Records of elements and coordinates:
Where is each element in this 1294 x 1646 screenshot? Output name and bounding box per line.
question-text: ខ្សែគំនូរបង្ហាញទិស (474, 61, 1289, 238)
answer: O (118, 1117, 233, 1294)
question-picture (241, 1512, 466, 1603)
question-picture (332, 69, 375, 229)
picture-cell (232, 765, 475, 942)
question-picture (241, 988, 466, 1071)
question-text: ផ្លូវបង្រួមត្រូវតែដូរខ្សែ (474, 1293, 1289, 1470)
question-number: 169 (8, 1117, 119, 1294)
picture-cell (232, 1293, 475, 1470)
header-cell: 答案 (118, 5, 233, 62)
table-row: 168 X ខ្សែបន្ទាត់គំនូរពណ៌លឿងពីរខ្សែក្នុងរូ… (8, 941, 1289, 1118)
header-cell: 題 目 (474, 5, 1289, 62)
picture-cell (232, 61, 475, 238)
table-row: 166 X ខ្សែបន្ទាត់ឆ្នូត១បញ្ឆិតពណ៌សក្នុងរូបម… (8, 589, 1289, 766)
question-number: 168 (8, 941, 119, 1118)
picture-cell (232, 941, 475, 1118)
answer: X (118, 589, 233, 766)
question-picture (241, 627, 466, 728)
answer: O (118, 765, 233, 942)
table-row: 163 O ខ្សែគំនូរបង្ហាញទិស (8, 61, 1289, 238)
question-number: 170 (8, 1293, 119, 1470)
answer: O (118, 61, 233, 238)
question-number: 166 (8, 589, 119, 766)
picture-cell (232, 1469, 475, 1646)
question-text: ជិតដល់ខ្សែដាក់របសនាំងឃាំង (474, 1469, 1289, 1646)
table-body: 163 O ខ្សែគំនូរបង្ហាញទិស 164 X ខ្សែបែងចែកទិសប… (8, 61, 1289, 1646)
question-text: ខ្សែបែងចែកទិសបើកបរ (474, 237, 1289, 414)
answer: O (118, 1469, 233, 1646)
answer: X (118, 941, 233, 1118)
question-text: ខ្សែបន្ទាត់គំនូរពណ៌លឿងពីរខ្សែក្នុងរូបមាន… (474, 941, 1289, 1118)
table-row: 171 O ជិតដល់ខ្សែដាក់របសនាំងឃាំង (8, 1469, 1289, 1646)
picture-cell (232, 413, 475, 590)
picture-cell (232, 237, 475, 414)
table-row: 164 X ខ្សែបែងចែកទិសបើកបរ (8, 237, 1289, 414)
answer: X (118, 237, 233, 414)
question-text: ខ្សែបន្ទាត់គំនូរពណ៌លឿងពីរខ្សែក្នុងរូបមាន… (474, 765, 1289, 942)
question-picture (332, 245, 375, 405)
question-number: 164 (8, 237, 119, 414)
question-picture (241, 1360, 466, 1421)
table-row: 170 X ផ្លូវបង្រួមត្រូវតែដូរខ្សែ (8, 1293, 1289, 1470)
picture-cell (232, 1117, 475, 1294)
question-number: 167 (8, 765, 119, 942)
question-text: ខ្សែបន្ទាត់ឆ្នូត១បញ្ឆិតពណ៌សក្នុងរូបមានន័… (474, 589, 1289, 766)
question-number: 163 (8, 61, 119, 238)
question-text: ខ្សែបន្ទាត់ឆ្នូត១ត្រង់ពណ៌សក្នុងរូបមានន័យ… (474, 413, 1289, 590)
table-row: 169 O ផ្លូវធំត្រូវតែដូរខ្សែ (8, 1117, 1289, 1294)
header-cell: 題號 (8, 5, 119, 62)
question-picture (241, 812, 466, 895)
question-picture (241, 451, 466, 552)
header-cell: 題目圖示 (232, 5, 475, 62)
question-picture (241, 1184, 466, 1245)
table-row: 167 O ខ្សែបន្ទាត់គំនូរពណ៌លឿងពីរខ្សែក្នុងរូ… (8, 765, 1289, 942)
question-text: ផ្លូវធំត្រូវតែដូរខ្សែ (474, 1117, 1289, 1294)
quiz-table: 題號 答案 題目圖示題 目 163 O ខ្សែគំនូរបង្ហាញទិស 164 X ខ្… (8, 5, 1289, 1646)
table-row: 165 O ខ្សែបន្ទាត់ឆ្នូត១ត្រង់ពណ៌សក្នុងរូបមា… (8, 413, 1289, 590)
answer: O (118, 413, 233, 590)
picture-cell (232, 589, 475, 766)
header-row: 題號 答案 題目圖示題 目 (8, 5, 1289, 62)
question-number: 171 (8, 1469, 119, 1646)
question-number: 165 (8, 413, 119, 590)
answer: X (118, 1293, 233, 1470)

> **Short task**
Reproduce every line of the records above verbatim, keeping each character, number and line break unchanged.

> **Answer to this exercise**
Where is each element in this 1294 x 1646 screenshot? Output name and bounding box per line.
question-text: ខ្សែគំនូរបង្ហាញទិស (474, 61, 1289, 238)
answer: O (118, 1117, 233, 1294)
question-picture (241, 1512, 466, 1603)
question-picture (332, 69, 375, 229)
picture-cell (232, 765, 475, 942)
question-picture (241, 988, 466, 1071)
question-text: ផ្លូវបង្រួមត្រូវតែដូរខ្សែ (474, 1293, 1289, 1470)
question-number: 169 (8, 1117, 119, 1294)
picture-cell (232, 1293, 475, 1470)
header-cell: 答案 (118, 5, 233, 62)
table-row: 168 X ខ្សែបន្ទាត់គំនូរពណ៌លឿងពីរខ្សែក្នុងរូ… (8, 941, 1289, 1118)
header-cell: 題 目 (474, 5, 1289, 62)
picture-cell (232, 61, 475, 238)
table-row: 166 X ខ្សែបន្ទាត់ឆ្នូត១បញ្ឆិតពណ៌សក្នុងរូបម… (8, 589, 1289, 766)
question-number: 168 (8, 941, 119, 1118)
picture-cell (232, 941, 475, 1118)
answer: X (118, 589, 233, 766)
question-picture (241, 627, 466, 728)
answer: O (118, 765, 233, 942)
table-row: 163 O ខ្សែគំនូរបង្ហាញទិស (8, 61, 1289, 238)
question-number: 170 (8, 1293, 119, 1470)
answer: O (118, 61, 233, 238)
question-number: 166 (8, 589, 119, 766)
picture-cell (232, 1469, 475, 1646)
question-text: ជិតដល់ខ្សែដាក់របសនាំងឃាំង (474, 1469, 1289, 1646)
table-body: 163 O ខ្សែគំនូរបង្ហាញទិស 164 X ខ្សែបែងចែកទិសប… (8, 61, 1289, 1646)
question-text: ខ្សែបែងចែកទិសបើកបរ (474, 237, 1289, 414)
answer: O (118, 1469, 233, 1646)
answer: X (118, 941, 233, 1118)
question-text: ខ្សែបន្ទាត់គំនូរពណ៌លឿងពីរខ្សែក្នុងរូបមាន… (474, 941, 1289, 1118)
table-row: 171 O ជិតដល់ខ្សែដាក់របសនាំងឃាំង (8, 1469, 1289, 1646)
picture-cell (232, 413, 475, 590)
picture-cell (232, 237, 475, 414)
table-row: 164 X ខ្សែបែងចែកទិសបើកបរ (8, 237, 1289, 414)
answer: X (118, 237, 233, 414)
question-text: ខ្សែបន្ទាត់គំនូរពណ៌លឿងពីរខ្សែក្នុងរូបមាន… (474, 765, 1289, 942)
question-picture (332, 245, 375, 405)
question-number: 164 (8, 237, 119, 414)
question-picture (241, 1360, 466, 1421)
table-row: 170 X ផ្លូវបង្រួមត្រូវតែដូរខ្សែ (8, 1293, 1289, 1470)
picture-cell (232, 1117, 475, 1294)
question-number: 167 (8, 765, 119, 942)
question-text: ខ្សែបន្ទាត់ឆ្នូត១បញ្ឆិតពណ៌សក្នុងរូបមានន័… (474, 589, 1289, 766)
question-number: 163 (8, 61, 119, 238)
question-text: ខ្សែបន្ទាត់ឆ្នូត១ត្រង់ពណ៌សក្នុងរូបមានន័យ… (474, 413, 1289, 590)
table-row: 169 O ផ្លូវធំត្រូវតែដូរខ្សែ (8, 1117, 1289, 1294)
header-cell: 題號 (8, 5, 119, 62)
question-picture (241, 812, 466, 895)
question-picture (241, 451, 466, 552)
header-cell: 題目圖示 (232, 5, 475, 62)
question-picture (241, 1184, 466, 1245)
table-row: 167 O ខ្សែបន្ទាត់គំនូរពណ៌លឿងពីរខ្សែក្នុងរូ… (8, 765, 1289, 942)
question-text: ផ្លូវធំត្រូវតែដូរខ្សែ (474, 1117, 1289, 1294)
quiz-table: 題號 答案 題目圖示題 目 163 O ខ្សែគំនូរបង្ហាញទិស 164 X ខ្… (8, 5, 1289, 1646)
table-row: 165 O ខ្សែបន្ទាត់ឆ្នូត១ត្រង់ពណ៌សក្នុងរូបមា… (8, 413, 1289, 590)
answer: O (118, 413, 233, 590)
picture-cell (232, 589, 475, 766)
header-row: 題號 答案 題目圖示題 目 (8, 5, 1289, 62)
question-number: 171 (8, 1469, 119, 1646)
question-number: 165 (8, 413, 119, 590)
answer: X (118, 1293, 233, 1470)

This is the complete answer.